Request:
Scan the entries below and report only how many lines contain "bouteilles".

━━━━

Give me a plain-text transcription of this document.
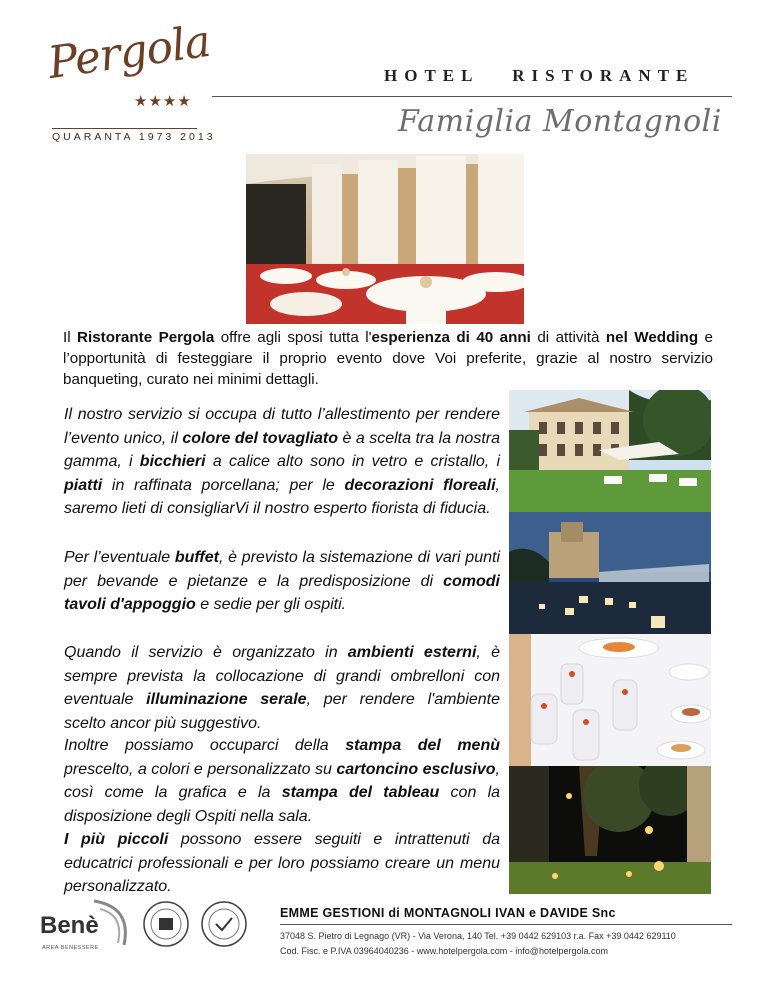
Pergola
★★★★
QUARANTA 1973 2013
HOTEL   RISTORANTE
Famiglia Montagnoli
Il Ristorante Pergola offre agli sposi tutta l'esperienza di 40 anni di attività nel Wedding e l’opportunità di festeggiare il proprio evento dove Voi preferite, grazie al nostro servizio banqueting, curato nei minimi dettagli.
Il nostro servizio si occupa di tutto l’allestimento per rendere l’evento unico, il colore del tovagliato è a scelta tra la nostra gamma, i bicchieri a calice alto sono in vetro e cristallo, i piatti in raffinata porcellana; per le decorazioni floreali, saremo lieti di consigliarVi il nostro esperto fiorista di fiducia.
Per l’eventuale buffet, è previsto la sistemazione di vari punti per bevande e pietanze e la predisposizione di comodi tavoli d'appoggio e sedie per gli ospiti.
Quando il servizio è organizzato in ambienti esterni, è sempre prevista la collocazione di grandi ombrelloni con eventuale illuminazione serale, per rendere l'ambiente scelto ancor più suggestivo.
Inoltre possiamo occuparci della stampa del menù prescelto, a colori e personalizzato su cartoncino esclusivo, così come la grafica e la stampa del tableau con la disposizione degli Ospiti nella sala.
I più piccoli possono essere seguiti e intrattenuti da educatrici professionali e per loro possiamo creare un menu personalizzato.
Benè
AREA BENESSERE
EMME GESTIONI di MONTAGNOLI IVAN e DAVIDE Snc
37048 S. Pietro di Legnago (VR) - Via Verona, 140 Tel. +39 0442 629103 r.a. Fax +39 0442 629110
Cod. Fisc. e P.IVA 03964040236 - www.hotelpergola.com - info@hotelpergola.com
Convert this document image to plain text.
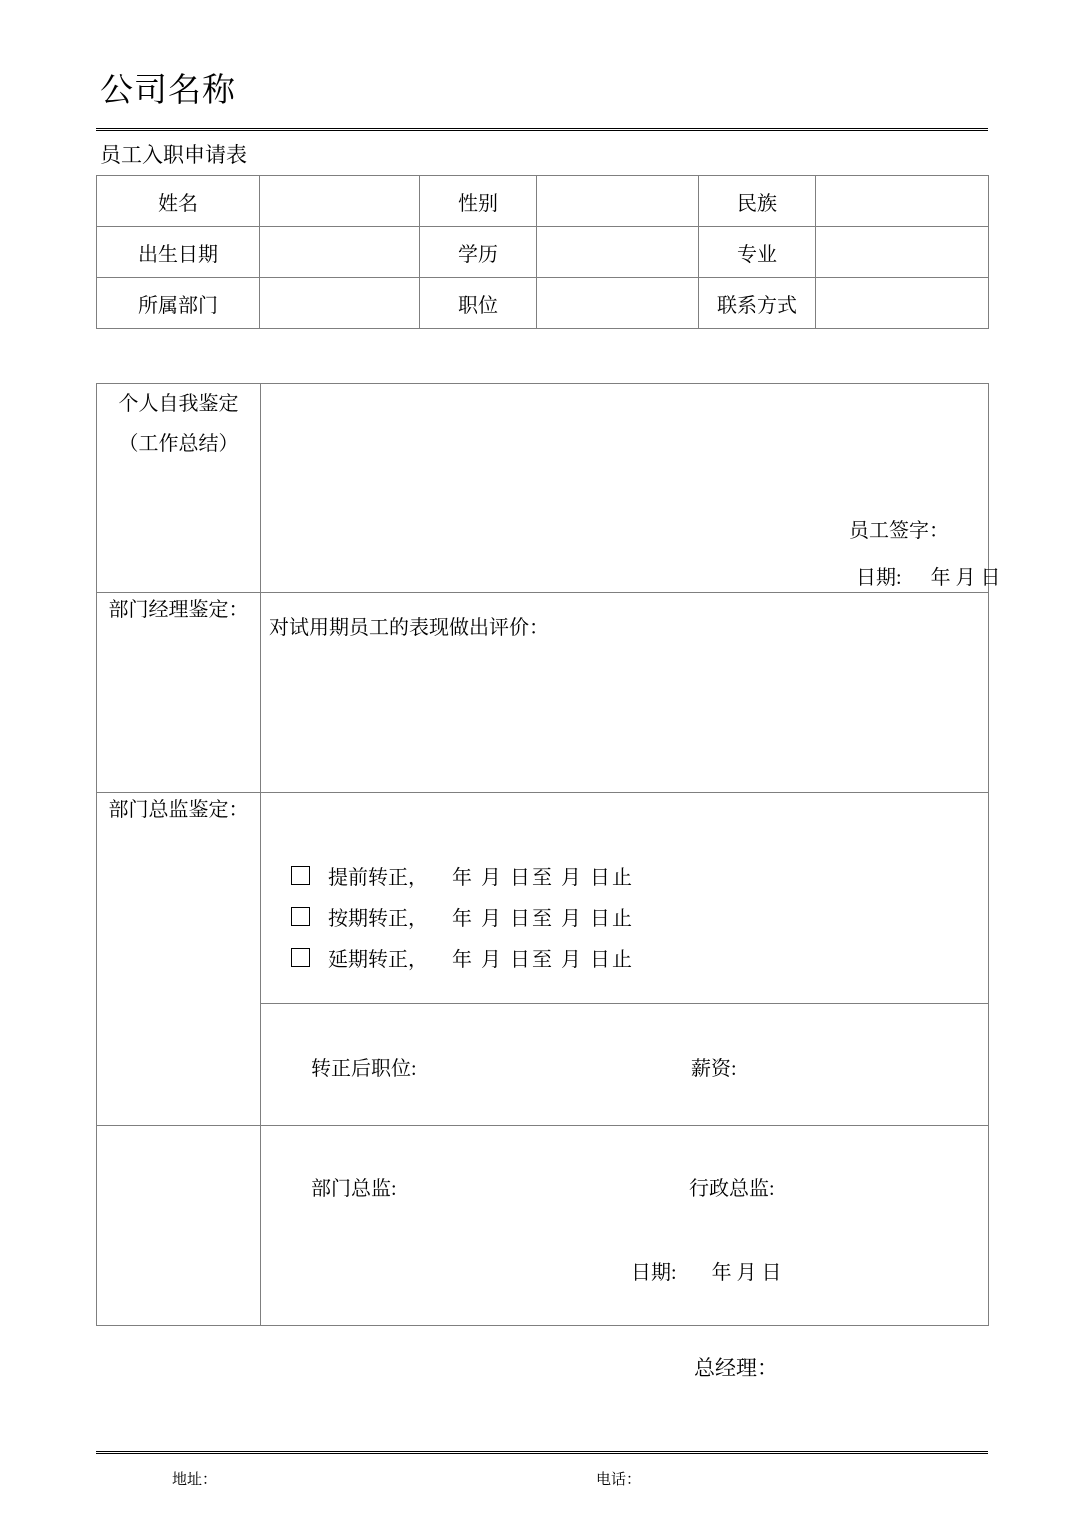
公司名称
员工入职申请表
姓名		性别		民族	
出生日期		学历		专业	
所属部门		职位		联系方式	
个人自我鉴定
（工作总结）

员工签字：
日期: 年 月 日

部门经理鉴定：	对试用期员工的表现做出评价：

部门总监鉴定：	
提前转正， 年 月 日至 月 日止
按期转正， 年 月 日至 月 日止
延期转正， 年 月 日至 月 日止

	转正后职位: 薪资:

	部门总监: 行政总监:
日期: 年 月 日
总经理：
地址：	电话：
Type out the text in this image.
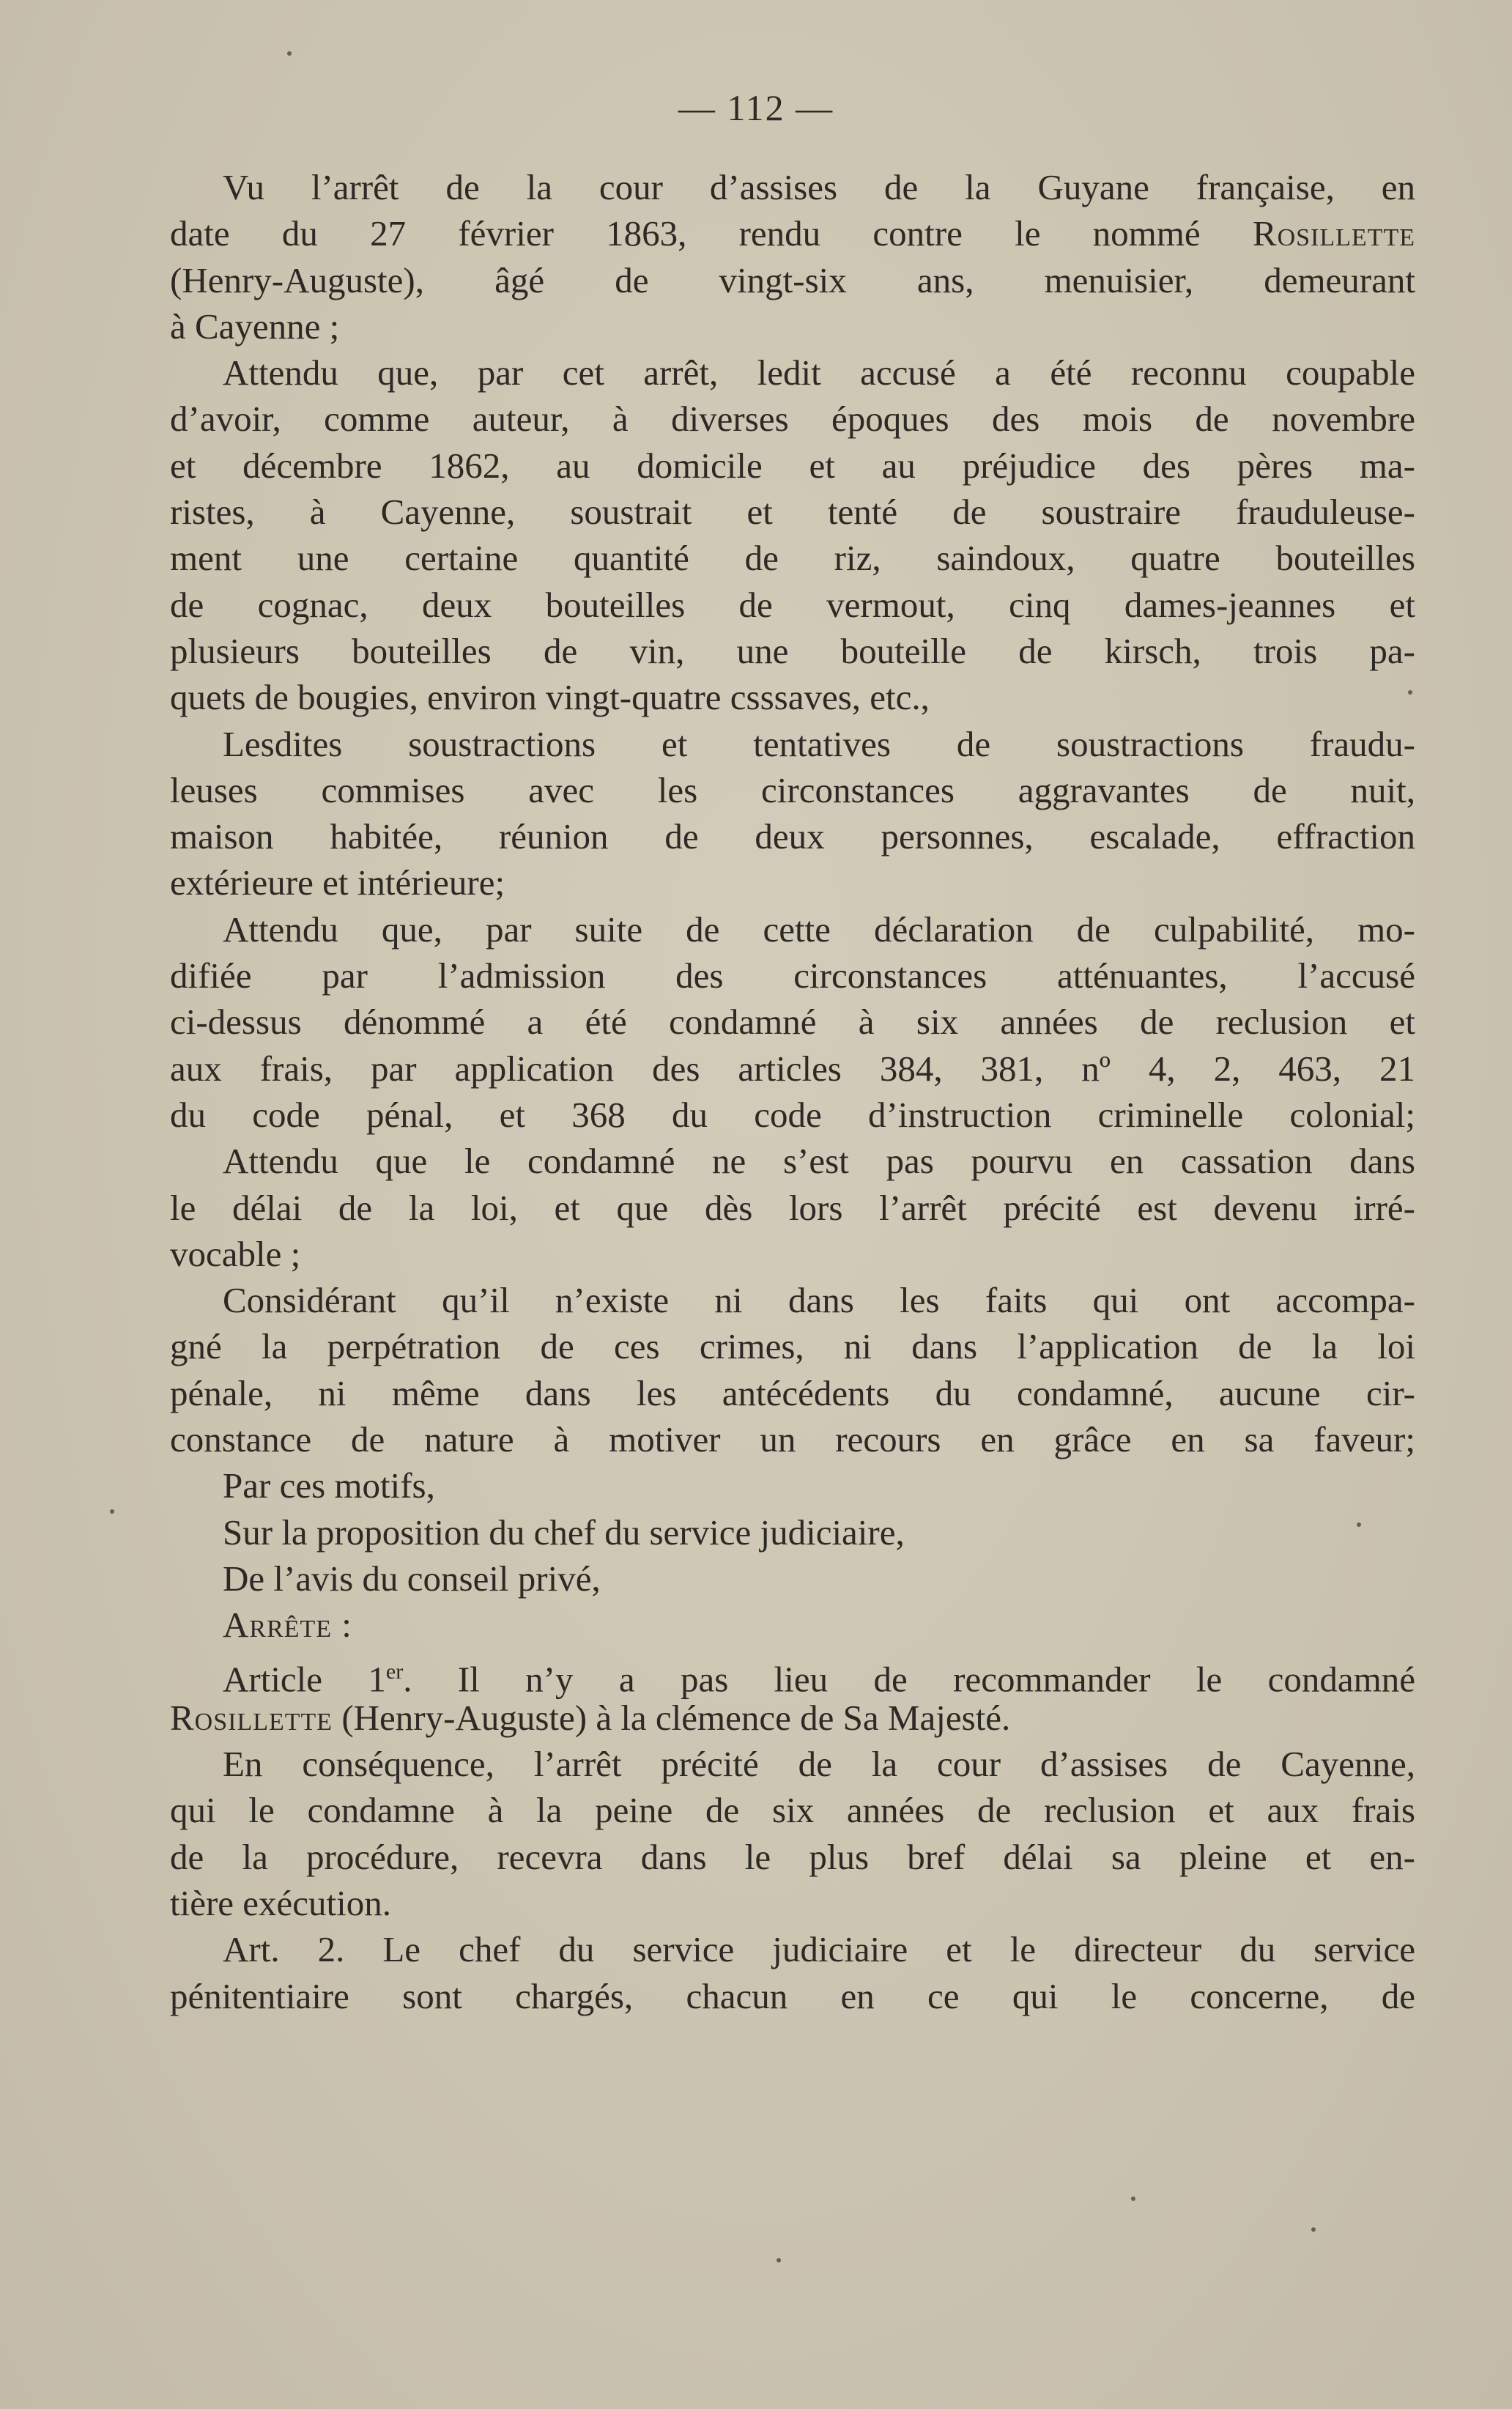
— 112 —
Vu l’arrêt de la cour d’assises de la Guyane française, en
date du 27 février 1863, rendu contre le nommé Rosillette
(Henry-Auguste), âgé de vingt-six ans, menuisier, demeurant
à Cayenne ;
Attendu que, par cet arrêt, ledit accusé a été reconnu coupable
d’avoir, comme auteur, à diverses époques des mois de novembre
et décembre 1862, au domicile et au préjudice des pères ma-
ristes, à Cayenne, soustrait et tenté de soustraire frauduleuse-
ment une certaine quantité de riz, saindoux, quatre bouteilles
de cognac, deux bouteilles de vermout, cinq dames-jeannes et
plusieurs bouteilles de vin, une bouteille de kirsch, trois pa-
quets de bougies, environ vingt-quatre csssaves, etc.,
Lesdites soustractions et tentatives de soustractions fraudu-
leuses commises avec les circonstances aggravantes de nuit,
maison habitée, réunion de deux personnes, escalade, effraction
extérieure et intérieure;
Attendu que, par suite de cette déclaration de culpabilité, mo-
difiée par l’admission des circonstances atténuantes, l’accusé
ci-dessus dénommé a été condamné à six années de reclusion et
aux frais, par application des articles 384, 381, nº 4, 2, 463, 21
du code pénal, et 368 du code d’instruction criminelle colonial;
Attendu que le condamné ne s’est pas pourvu en cassation dans
le délai de la loi, et que dès lors l’arrêt précité est devenu irré-
vocable ;
Considérant qu’il n’existe ni dans les faits qui ont accompa-
gné la perpétration de ces crimes, ni dans l’application de la loi
pénale, ni même dans les antécédents du condamné, aucune cir-
constance de nature à motiver un recours en grâce en sa faveur;
Par ces motifs,
Sur la proposition du chef du service judiciaire,
De l’avis du conseil privé,
Arrête :
Article 1er. Il n’y a pas lieu de recommander le condamné
Rosillette (Henry-Auguste) à la clémence de Sa Majesté.
En conséquence, l’arrêt précité de la cour d’assises de Cayenne,
qui le condamne à la peine de six années de reclusion et aux frais
de la procédure, recevra dans le plus bref délai sa pleine et en-
tière exécution.
Art. 2. Le chef du service judiciaire et le directeur du service
pénitentiaire sont chargés, chacun en ce qui le concerne, de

━━━━

Final answer:
3